* begin Recorded information *

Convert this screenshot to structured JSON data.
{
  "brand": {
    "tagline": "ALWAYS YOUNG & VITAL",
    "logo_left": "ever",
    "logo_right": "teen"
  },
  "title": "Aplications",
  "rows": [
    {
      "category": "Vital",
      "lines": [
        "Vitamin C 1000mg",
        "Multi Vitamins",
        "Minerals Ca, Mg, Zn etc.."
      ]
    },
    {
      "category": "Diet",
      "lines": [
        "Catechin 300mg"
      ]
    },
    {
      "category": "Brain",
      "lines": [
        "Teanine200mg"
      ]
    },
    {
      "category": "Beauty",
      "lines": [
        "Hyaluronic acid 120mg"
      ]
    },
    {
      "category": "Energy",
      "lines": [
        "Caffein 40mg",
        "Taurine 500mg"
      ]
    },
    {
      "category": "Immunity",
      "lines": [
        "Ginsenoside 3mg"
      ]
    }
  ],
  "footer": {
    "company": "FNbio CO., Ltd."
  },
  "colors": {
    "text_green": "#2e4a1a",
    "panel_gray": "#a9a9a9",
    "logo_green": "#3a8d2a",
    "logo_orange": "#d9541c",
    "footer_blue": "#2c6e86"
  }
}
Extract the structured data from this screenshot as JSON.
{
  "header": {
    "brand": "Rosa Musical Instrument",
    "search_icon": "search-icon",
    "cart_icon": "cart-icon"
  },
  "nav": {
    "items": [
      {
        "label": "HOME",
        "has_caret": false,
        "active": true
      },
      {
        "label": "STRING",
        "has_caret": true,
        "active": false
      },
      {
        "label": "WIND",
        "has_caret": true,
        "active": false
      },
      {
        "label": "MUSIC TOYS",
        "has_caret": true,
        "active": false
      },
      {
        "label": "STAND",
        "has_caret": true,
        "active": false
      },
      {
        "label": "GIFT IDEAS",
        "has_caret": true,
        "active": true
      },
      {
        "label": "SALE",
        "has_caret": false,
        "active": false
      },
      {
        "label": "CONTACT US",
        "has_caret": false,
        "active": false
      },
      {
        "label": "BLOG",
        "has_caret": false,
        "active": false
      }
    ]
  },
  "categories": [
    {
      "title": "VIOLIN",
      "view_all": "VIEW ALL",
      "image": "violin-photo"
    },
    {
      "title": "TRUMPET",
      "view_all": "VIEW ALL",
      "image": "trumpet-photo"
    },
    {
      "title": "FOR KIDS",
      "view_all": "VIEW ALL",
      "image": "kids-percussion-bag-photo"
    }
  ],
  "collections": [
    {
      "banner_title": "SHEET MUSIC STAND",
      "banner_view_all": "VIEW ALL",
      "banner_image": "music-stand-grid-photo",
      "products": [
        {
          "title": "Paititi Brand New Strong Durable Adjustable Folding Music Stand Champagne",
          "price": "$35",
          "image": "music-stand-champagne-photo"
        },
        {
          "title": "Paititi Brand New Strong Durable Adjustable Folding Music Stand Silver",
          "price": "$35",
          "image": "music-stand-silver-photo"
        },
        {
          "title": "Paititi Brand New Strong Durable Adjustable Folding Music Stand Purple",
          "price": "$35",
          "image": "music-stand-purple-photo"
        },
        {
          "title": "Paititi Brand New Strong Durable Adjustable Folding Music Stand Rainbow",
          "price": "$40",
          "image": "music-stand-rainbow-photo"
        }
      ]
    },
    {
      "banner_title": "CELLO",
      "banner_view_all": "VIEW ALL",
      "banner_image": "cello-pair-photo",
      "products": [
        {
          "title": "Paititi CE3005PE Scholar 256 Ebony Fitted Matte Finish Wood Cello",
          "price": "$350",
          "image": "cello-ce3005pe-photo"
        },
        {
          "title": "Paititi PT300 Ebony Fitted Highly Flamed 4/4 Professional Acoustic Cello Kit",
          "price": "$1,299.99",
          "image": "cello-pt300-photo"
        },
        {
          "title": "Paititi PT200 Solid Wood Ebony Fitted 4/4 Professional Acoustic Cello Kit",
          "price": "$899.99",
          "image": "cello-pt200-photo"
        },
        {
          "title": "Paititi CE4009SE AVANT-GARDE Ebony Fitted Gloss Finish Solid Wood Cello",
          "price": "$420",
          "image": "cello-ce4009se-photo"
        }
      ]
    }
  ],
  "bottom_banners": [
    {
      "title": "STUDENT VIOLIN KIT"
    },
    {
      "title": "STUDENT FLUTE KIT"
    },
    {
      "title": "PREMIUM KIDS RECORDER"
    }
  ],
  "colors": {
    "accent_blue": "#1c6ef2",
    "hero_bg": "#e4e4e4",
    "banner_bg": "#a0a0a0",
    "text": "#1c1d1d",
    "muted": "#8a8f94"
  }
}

* end Recorded information *
* begin Recorded information *

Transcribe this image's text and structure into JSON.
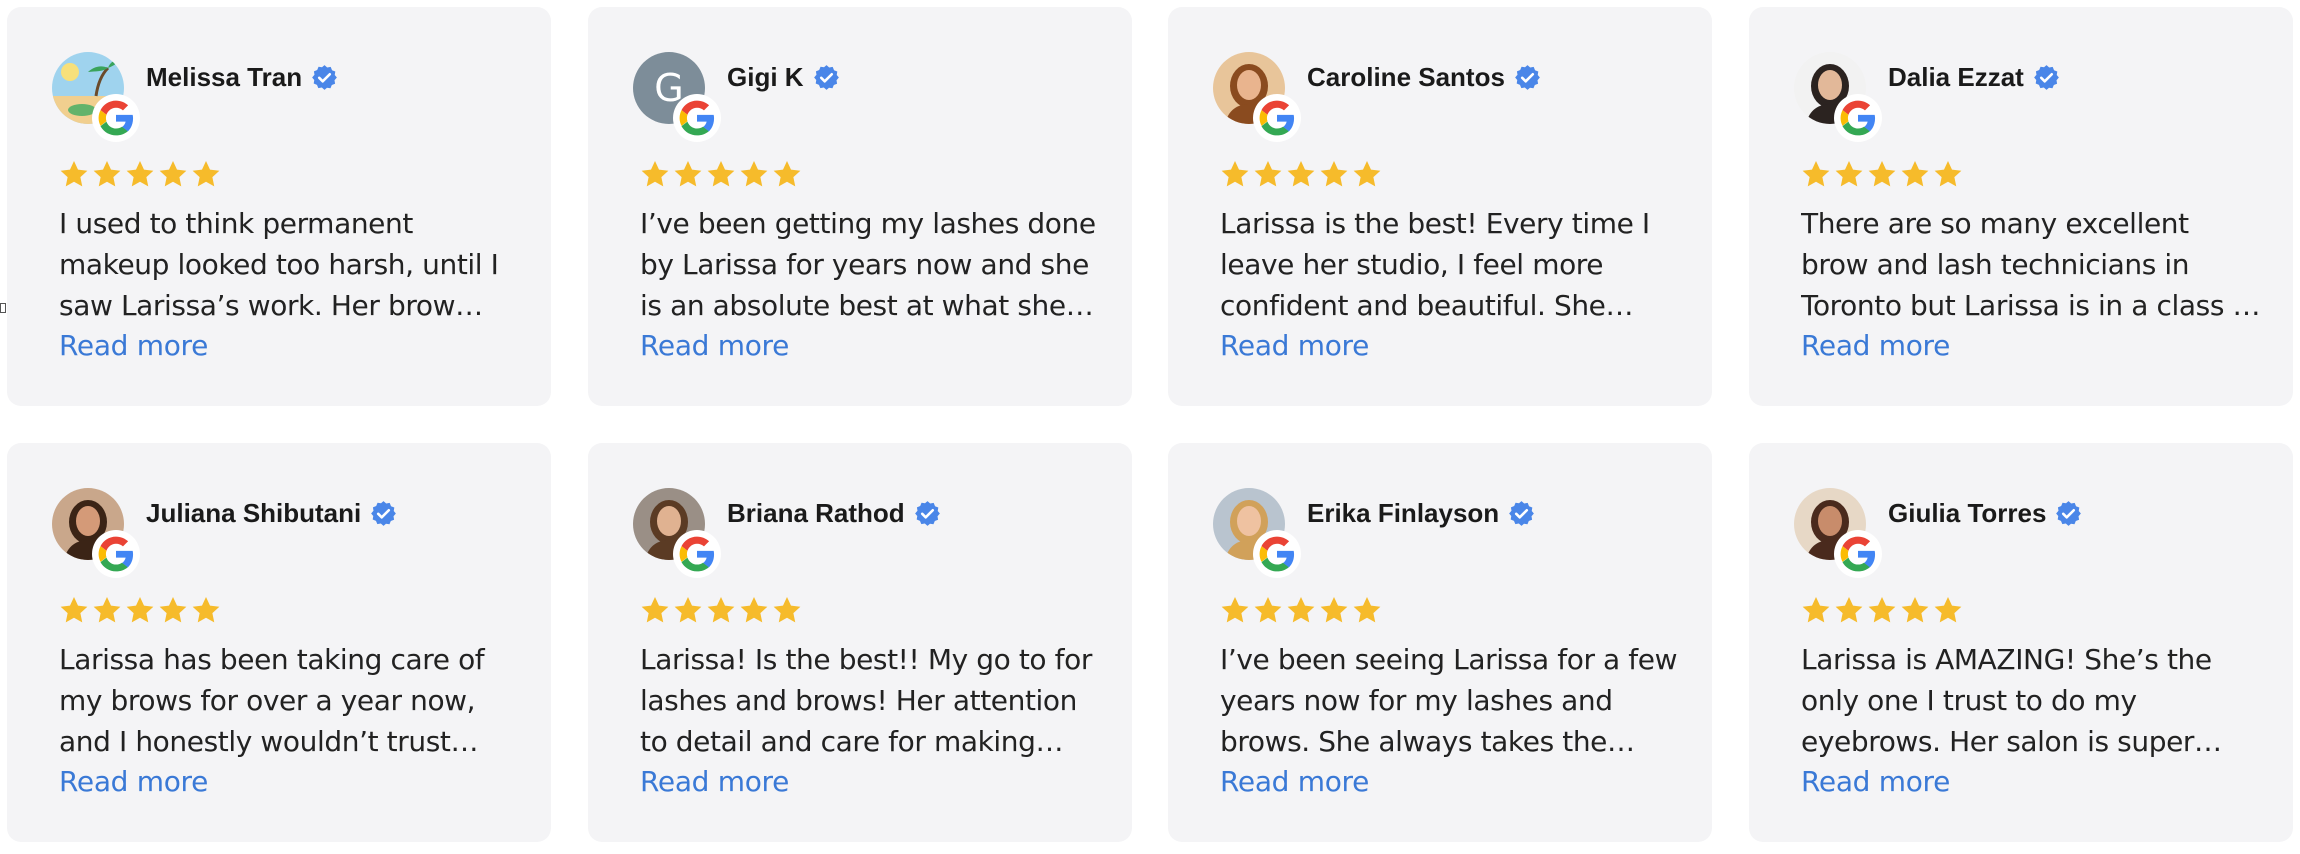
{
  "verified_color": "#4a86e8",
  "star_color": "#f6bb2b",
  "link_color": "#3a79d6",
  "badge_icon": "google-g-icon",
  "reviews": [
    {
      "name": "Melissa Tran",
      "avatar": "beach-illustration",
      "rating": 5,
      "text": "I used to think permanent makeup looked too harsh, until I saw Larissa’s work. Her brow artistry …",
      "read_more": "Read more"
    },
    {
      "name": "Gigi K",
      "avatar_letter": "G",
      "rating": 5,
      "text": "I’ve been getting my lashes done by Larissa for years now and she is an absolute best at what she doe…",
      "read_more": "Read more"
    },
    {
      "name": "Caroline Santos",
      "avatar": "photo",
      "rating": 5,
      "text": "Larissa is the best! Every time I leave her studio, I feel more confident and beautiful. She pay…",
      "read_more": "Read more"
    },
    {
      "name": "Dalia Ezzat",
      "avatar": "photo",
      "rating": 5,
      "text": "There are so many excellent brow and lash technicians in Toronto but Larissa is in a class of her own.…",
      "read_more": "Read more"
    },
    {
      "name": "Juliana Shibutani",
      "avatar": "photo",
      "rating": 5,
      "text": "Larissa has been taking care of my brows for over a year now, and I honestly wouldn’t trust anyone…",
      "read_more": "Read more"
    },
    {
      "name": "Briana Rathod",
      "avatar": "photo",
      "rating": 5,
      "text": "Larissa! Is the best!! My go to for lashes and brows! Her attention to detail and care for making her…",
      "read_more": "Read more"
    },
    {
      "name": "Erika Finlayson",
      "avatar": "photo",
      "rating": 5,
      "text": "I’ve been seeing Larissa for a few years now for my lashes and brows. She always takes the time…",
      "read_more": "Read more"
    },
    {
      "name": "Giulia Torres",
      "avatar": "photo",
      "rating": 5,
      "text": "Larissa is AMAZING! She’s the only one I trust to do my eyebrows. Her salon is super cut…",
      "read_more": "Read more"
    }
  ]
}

* end Recorded information *

● Exercise objective: Using the entries above, return each line in which the word "Durable" occurs.

● Answer for the task:
          "title": "Paititi Brand New Strong Durable Adjustable Folding Music Stand Champagne",
          "title": "Paititi Brand New Strong Durable Adjustable Folding Music Stand Silver",
          "title": "Paititi Brand New Strong Durable Adjustable Folding Music Stand Purple",
          "title": "Paititi Brand New Strong Durable Adjustable Folding Music Stand Rainbow",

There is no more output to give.